* **Your goal**
Copy out the listing exactly.

* **Supplied material**
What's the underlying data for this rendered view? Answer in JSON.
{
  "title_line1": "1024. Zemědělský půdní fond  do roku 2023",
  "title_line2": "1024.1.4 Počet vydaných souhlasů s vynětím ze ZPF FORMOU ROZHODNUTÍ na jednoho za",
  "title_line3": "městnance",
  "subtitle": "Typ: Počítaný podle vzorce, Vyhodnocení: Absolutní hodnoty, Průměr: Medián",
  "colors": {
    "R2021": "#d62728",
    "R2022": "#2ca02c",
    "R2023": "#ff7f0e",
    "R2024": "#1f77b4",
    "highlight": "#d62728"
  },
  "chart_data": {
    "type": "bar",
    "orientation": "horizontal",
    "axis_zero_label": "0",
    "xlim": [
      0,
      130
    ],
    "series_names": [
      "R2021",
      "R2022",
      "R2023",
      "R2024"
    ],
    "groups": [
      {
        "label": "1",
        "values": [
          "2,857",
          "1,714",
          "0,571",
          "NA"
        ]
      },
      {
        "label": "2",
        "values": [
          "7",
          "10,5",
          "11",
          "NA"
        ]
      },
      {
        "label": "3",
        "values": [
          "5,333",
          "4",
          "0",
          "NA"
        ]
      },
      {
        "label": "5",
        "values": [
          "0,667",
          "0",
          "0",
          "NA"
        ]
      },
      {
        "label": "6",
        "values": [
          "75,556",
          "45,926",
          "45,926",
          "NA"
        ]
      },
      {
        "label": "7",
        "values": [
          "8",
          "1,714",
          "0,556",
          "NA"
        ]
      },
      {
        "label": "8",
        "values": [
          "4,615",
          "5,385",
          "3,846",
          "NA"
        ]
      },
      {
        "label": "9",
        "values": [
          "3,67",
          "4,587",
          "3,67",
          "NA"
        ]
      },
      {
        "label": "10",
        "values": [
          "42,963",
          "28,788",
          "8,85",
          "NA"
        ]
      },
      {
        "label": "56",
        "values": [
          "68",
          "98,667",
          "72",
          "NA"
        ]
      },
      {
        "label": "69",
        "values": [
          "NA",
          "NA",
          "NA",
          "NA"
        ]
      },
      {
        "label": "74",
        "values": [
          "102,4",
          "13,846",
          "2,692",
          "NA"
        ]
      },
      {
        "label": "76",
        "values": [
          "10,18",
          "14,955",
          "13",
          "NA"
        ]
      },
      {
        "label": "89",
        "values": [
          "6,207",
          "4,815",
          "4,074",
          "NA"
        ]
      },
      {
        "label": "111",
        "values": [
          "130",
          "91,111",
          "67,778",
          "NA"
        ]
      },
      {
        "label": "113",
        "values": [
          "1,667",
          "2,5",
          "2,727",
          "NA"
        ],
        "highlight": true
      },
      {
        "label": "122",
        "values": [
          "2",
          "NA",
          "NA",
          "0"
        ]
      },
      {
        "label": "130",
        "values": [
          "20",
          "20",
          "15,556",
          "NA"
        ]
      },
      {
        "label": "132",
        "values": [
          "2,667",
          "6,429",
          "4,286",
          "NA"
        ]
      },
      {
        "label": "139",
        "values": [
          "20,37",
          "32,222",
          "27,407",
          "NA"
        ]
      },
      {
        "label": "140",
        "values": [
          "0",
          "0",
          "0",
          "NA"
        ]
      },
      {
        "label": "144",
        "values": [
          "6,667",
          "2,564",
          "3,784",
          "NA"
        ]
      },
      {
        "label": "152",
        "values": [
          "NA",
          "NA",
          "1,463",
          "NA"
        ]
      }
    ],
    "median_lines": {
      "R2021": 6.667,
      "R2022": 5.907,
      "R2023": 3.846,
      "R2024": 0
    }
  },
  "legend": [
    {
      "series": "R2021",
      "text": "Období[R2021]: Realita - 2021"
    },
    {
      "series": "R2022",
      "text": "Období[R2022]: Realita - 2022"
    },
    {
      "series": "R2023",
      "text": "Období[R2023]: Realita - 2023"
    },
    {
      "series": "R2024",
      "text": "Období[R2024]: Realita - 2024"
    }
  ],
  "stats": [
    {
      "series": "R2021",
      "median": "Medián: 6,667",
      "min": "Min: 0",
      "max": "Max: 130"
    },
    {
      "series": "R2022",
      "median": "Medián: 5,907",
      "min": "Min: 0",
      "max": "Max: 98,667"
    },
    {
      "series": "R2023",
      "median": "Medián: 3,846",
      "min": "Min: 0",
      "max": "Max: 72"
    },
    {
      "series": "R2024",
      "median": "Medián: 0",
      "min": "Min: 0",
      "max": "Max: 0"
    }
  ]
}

* **Output**
What's the underlying data for this rendered view? Answer in JSON.
{
  "title_line1": "1024. Zemědělský půdní fond  do roku 2023",
  "title_line2": "1024.1.4 Počet vydaných souhlasů s vynětím ze ZPF FORMOU ROZHODNUTÍ na jednoho za",
  "title_line3": "městnance",
  "subtitle": "Typ: Počítaný podle vzorce, Vyhodnocení: Absolutní hodnoty, Průměr: Medián",
  "colors": {
    "R2021": "#d62728",
    "R2022": "#2ca02c",
    "R2023": "#ff7f0e",
    "R2024": "#1f77b4",
    "highlight": "#d62728"
  },
  "chart_data": {
    "type": "bar",
    "orientation": "horizontal",
    "axis_zero_label": "0",
    "xlim": [
      0,
      130
    ],
    "series_names": [
      "R2021",
      "R2022",
      "R2023",
      "R2024"
    ],
    "groups": [
      {
        "label": "1",
        "values": [
          "2,857",
          "1,714",
          "0,571",
          "NA"
        ]
      },
      {
        "label": "2",
        "values": [
          "7",
          "10,5",
          "11",
          "NA"
        ]
      },
      {
        "label": "3",
        "values": [
          "5,333",
          "4",
          "0",
          "NA"
        ]
      },
      {
        "label": "5",
        "values": [
          "0,667",
          "0",
          "0",
          "NA"
        ]
      },
      {
        "label": "6",
        "values": [
          "75,556",
          "45,926",
          "45,926",
          "NA"
        ]
      },
      {
        "label": "7",
        "values": [
          "8",
          "1,714",
          "0,556",
          "NA"
        ]
      },
      {
        "label": "8",
        "values": [
          "4,615",
          "5,385",
          "3,846",
          "NA"
        ]
      },
      {
        "label": "9",
        "values": [
          "3,67",
          "4,587",
          "3,67",
          "NA"
        ]
      },
      {
        "label": "10",
        "values": [
          "42,963",
          "28,788",
          "8,85",
          "NA"
        ]
      },
      {
        "label": "56",
        "values": [
          "68",
          "98,667",
          "72",
          "NA"
        ]
      },
      {
        "label": "69",
        "values": [
          "NA",
          "NA",
          "NA",
          "NA"
        ]
      },
      {
        "label": "74",
        "values": [
          "102,4",
          "13,846",
          "2,692",
          "NA"
        ]
      },
      {
        "label": "76",
        "values": [
          "10,18",
          "14,955",
          "13",
          "NA"
        ]
      },
      {
        "label": "89",
        "values": [
          "6,207",
          "4,815",
          "4,074",
          "NA"
        ]
      },
      {
        "label": "111",
        "values": [
          "130",
          "91,111",
          "67,778",
          "NA"
        ]
      },
      {
        "label": "113",
        "values": [
          "1,667",
          "2,5",
          "2,727",
          "NA"
        ],
        "highlight": true
      },
      {
        "label": "122",
        "values": [
          "2",
          "NA",
          "NA",
          "0"
        ]
      },
      {
        "label": "130",
        "values": [
          "20",
          "20",
          "15,556",
          "NA"
        ]
      },
      {
        "label": "132",
        "values": [
          "2,667",
          "6,429",
          "4,286",
          "NA"
        ]
      },
      {
        "label": "139",
        "values": [
          "20,37",
          "32,222",
          "27,407",
          "NA"
        ]
      },
      {
        "label": "140",
        "values": [
          "0",
          "0",
          "0",
          "NA"
        ]
      },
      {
        "label": "144",
        "values": [
          "6,667",
          "2,564",
          "3,784",
          "NA"
        ]
      },
      {
        "label": "152",
        "values": [
          "NA",
          "NA",
          "1,463",
          "NA"
        ]
      }
    ],
    "median_lines": {
      "R2021": 6.667,
      "R2022": 5.907,
      "R2023": 3.846,
      "R2024": 0
    }
  },
  "legend": [
    {
      "series": "R2021",
      "text": "Období[R2021]: Realita - 2021"
    },
    {
      "series": "R2022",
      "text": "Období[R2022]: Realita - 2022"
    },
    {
      "series": "R2023",
      "text": "Období[R2023]: Realita - 2023"
    },
    {
      "series": "R2024",
      "text": "Období[R2024]: Realita - 2024"
    }
  ],
  "stats": [
    {
      "series": "R2021",
      "median": "Medián: 6,667",
      "min": "Min: 0",
      "max": "Max: 130"
    },
    {
      "series": "R2022",
      "median": "Medián: 5,907",
      "min": "Min: 0",
      "max": "Max: 98,667"
    },
    {
      "series": "R2023",
      "median": "Medián: 3,846",
      "min": "Min: 0",
      "max": "Max: 72"
    },
    {
      "series": "R2024",
      "median": "Medián: 0",
      "min": "Min: 0",
      "max": "Max: 0"
    }
  ]
}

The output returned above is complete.